◆ Set exercise
In the records below, find the line holding "Read all visible content and emit it as JSON."; copy it and every line after it to the end, omitting all images.

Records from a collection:
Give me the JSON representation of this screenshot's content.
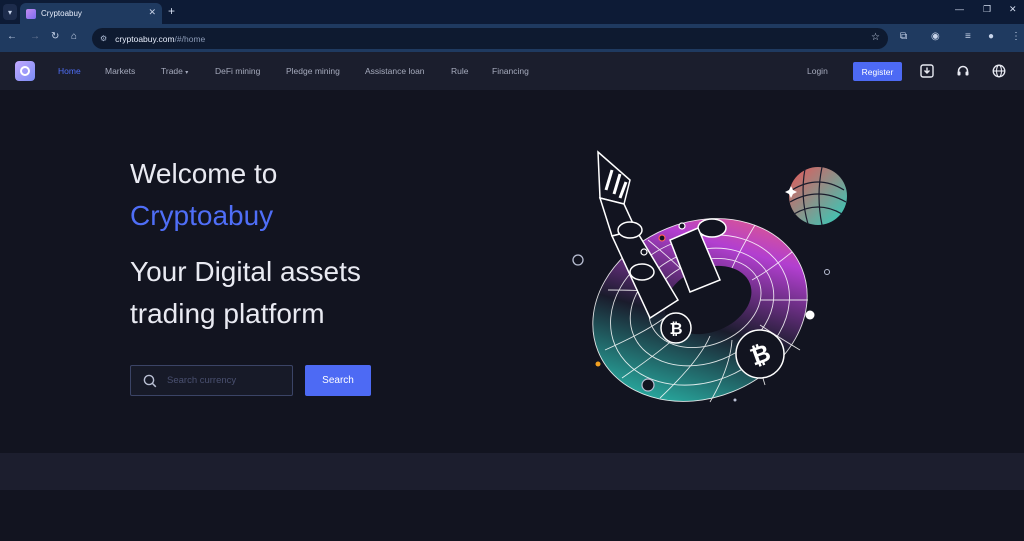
{
  "browser": {
    "tab_title": "Cryptoabuy",
    "url_host": "cryptoabuy.com",
    "url_path": "/#/home"
  },
  "nav": {
    "links": [
      "Home",
      "Markets",
      "Trade",
      "DeFi mining",
      "Pledge mining",
      "Assistance loan",
      "Rule",
      "Financing"
    ],
    "login": "Login",
    "register": "Register"
  },
  "hero": {
    "welcome": "Welcome to",
    "brand": "Cryptoabuy",
    "tagline_line1": "Your Digital assets",
    "tagline_line2": "trading platform",
    "search_placeholder": "Search currency",
    "search_button": "Search"
  },
  "colors": {
    "accent": "#4f6ef7",
    "background": "#121420",
    "nav_background": "#1b1e2d"
  }
}
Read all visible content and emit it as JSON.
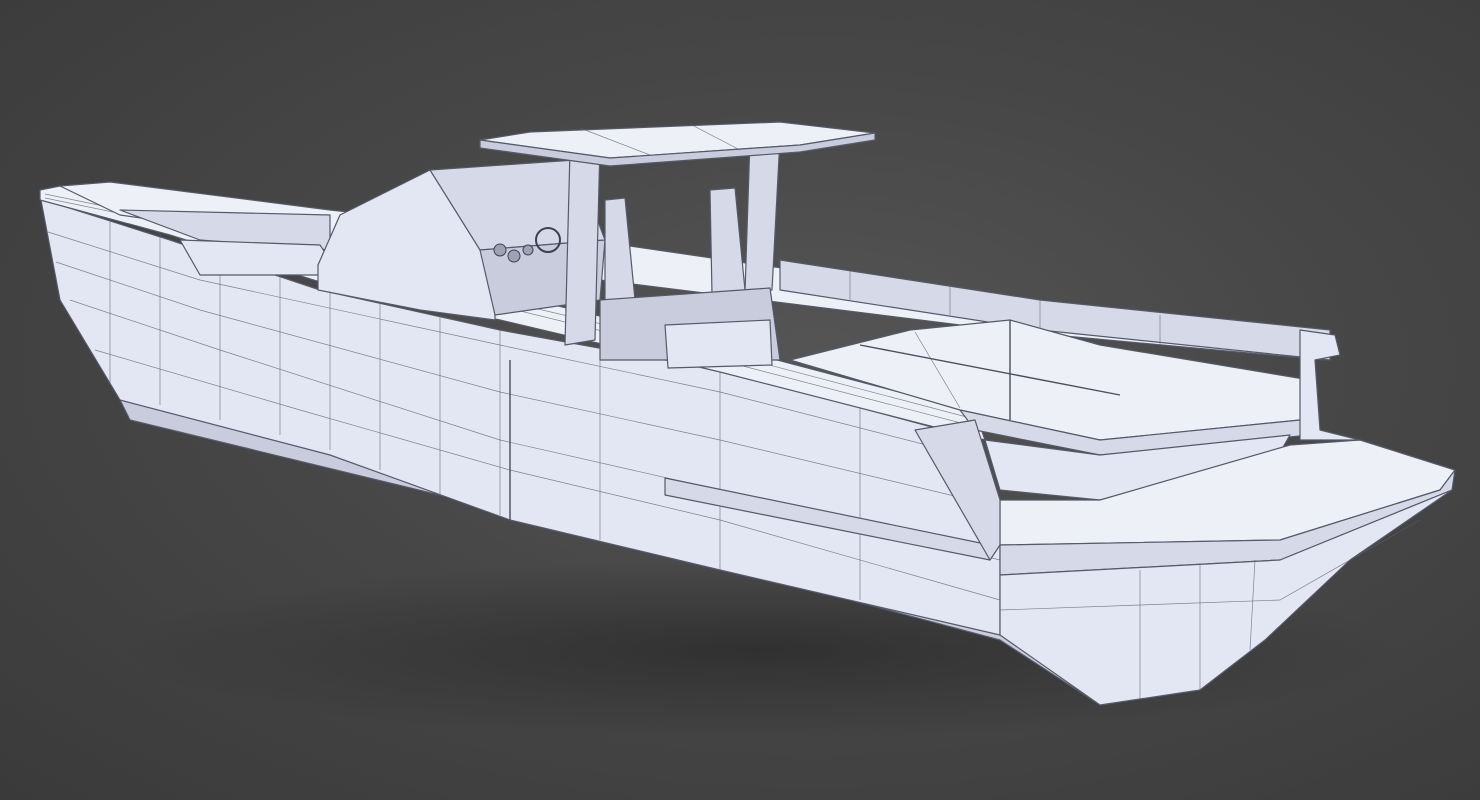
{
  "scene": {
    "subject": "boat-3d-wireframe-model",
    "background_color": "#474747",
    "model_color": "#e3e6f3",
    "wire_color": "#555a68"
  }
}
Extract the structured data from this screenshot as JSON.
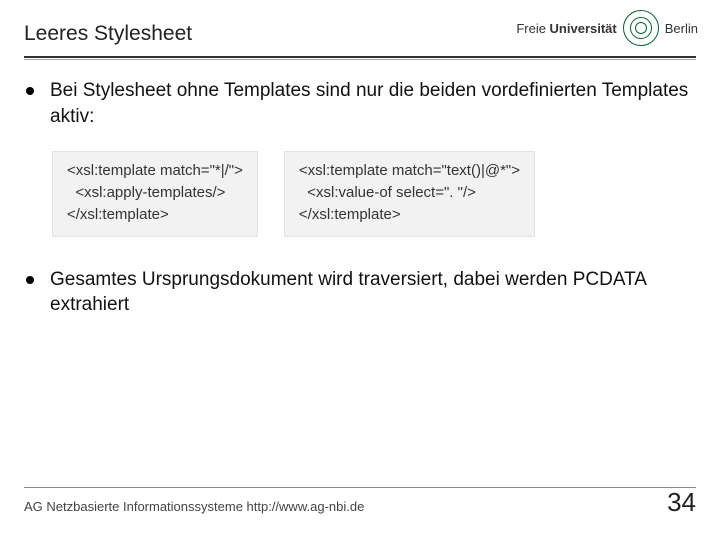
{
  "header": {
    "title": "Leeres Stylesheet",
    "logo_light": "Freie ",
    "logo_bold": "Universität",
    "logo_city": "Berlin"
  },
  "bullets": {
    "b1": "Bei Stylesheet ohne Templates sind nur die beiden vordefinierten Templates aktiv:",
    "b2": "Gesamtes Ursprungsdokument wird traversiert, dabei werden PCDATA extrahiert"
  },
  "code": {
    "left": "<xsl:template match=\"*|/\">\n  <xsl:apply-templates/>\n</xsl:template>",
    "right": "<xsl:template match=\"text()|@*\">\n  <xsl:value-of select=\". \"/>\n</xsl:template>"
  },
  "footer": {
    "text": "AG Netzbasierte Informationssysteme http://www.ag-nbi.de",
    "page": "34"
  }
}
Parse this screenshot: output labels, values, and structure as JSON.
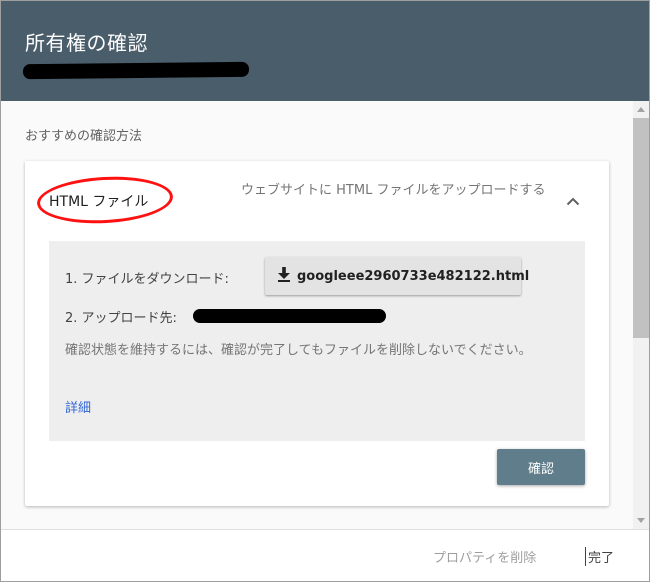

◆ Written solution
Read all visible content and emit it as JSON.
{
  "scene": {
    "subject": "boat-3d-wireframe-model",
    "background_color": "#474747",
    "model_color": "#e3e6f3",
    "wire_color": "#555a68"
  }
}
Extract the structured data from this screenshot as JSON.
{
  "header": {
    "title": "Leeres Stylesheet",
    "logo_light": "Freie ",
    "logo_bold": "Universität",
    "logo_city": "Berlin"
  },
  "bullets": {
    "b1": "Bei Stylesheet ohne Templates sind nur die beiden vordefinierten Templates aktiv:",
    "b2": "Gesamtes Ursprungsdokument wird traversiert, dabei werden PCDATA extrahiert"
  },
  "code": {
    "left": "<xsl:template match=\"*|/\">\n  <xsl:apply-templates/>\n</xsl:template>",
    "right": "<xsl:template match=\"text()|@*\">\n  <xsl:value-of select=\". \"/>\n</xsl:template>"
  },
  "footer": {
    "text": "AG Netzbasierte Informationssysteme http://www.ag-nbi.de",
    "page": "34"
  }
}
Parse this screenshot: output labels, values, and structure as JSON.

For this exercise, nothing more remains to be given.